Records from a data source
---

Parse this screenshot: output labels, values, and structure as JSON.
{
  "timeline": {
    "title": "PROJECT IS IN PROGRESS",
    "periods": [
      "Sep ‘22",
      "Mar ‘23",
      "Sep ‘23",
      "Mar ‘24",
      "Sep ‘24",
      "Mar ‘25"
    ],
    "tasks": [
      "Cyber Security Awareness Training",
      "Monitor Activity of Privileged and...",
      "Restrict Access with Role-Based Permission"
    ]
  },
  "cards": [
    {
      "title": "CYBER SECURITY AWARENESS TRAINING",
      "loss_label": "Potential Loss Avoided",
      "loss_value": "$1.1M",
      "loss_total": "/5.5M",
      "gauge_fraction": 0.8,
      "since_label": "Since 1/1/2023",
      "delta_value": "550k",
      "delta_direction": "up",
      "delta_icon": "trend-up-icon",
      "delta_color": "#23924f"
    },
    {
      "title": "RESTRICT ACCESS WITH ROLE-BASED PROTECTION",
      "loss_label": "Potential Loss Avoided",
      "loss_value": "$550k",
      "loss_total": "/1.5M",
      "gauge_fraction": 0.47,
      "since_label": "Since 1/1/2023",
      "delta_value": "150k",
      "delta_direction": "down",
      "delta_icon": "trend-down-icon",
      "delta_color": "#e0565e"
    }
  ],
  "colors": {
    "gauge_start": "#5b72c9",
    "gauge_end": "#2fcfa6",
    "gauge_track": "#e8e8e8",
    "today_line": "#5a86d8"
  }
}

---

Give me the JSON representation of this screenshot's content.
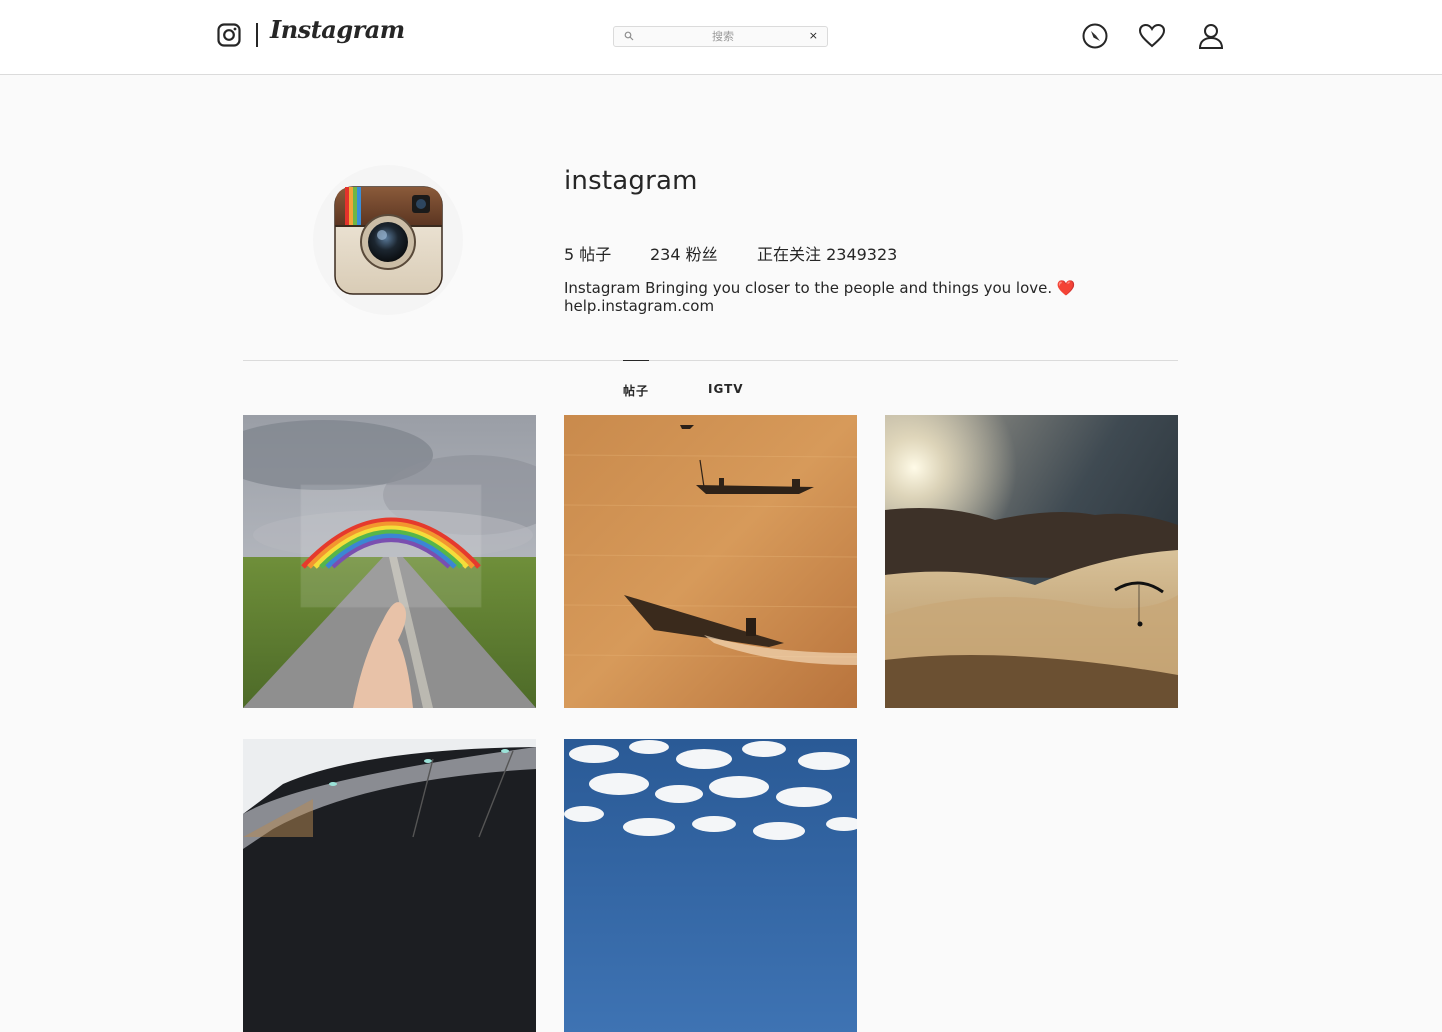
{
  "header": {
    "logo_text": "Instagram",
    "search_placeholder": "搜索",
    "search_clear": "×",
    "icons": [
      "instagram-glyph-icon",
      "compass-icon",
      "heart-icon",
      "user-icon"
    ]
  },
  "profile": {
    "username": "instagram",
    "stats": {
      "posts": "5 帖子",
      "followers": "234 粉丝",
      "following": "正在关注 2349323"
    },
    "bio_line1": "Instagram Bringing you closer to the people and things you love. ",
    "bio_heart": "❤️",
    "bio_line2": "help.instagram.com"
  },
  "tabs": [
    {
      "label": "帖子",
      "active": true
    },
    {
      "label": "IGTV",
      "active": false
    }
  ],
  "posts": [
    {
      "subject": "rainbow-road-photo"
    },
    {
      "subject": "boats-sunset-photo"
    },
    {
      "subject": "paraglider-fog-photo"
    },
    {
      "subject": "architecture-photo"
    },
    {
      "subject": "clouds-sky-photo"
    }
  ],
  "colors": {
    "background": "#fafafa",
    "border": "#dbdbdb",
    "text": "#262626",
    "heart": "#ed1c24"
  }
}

---

◆ Given task
Every line of the listing that holds "title" should be found and copied.

◆ Exercise response
    "title": "PROJECT IS IN PROGRESS",
      "title": "CYBER SECURITY AWARENESS TRAINING",
      "title": "RESTRICT ACCESS WITH ROLE-BASED PROTECTION",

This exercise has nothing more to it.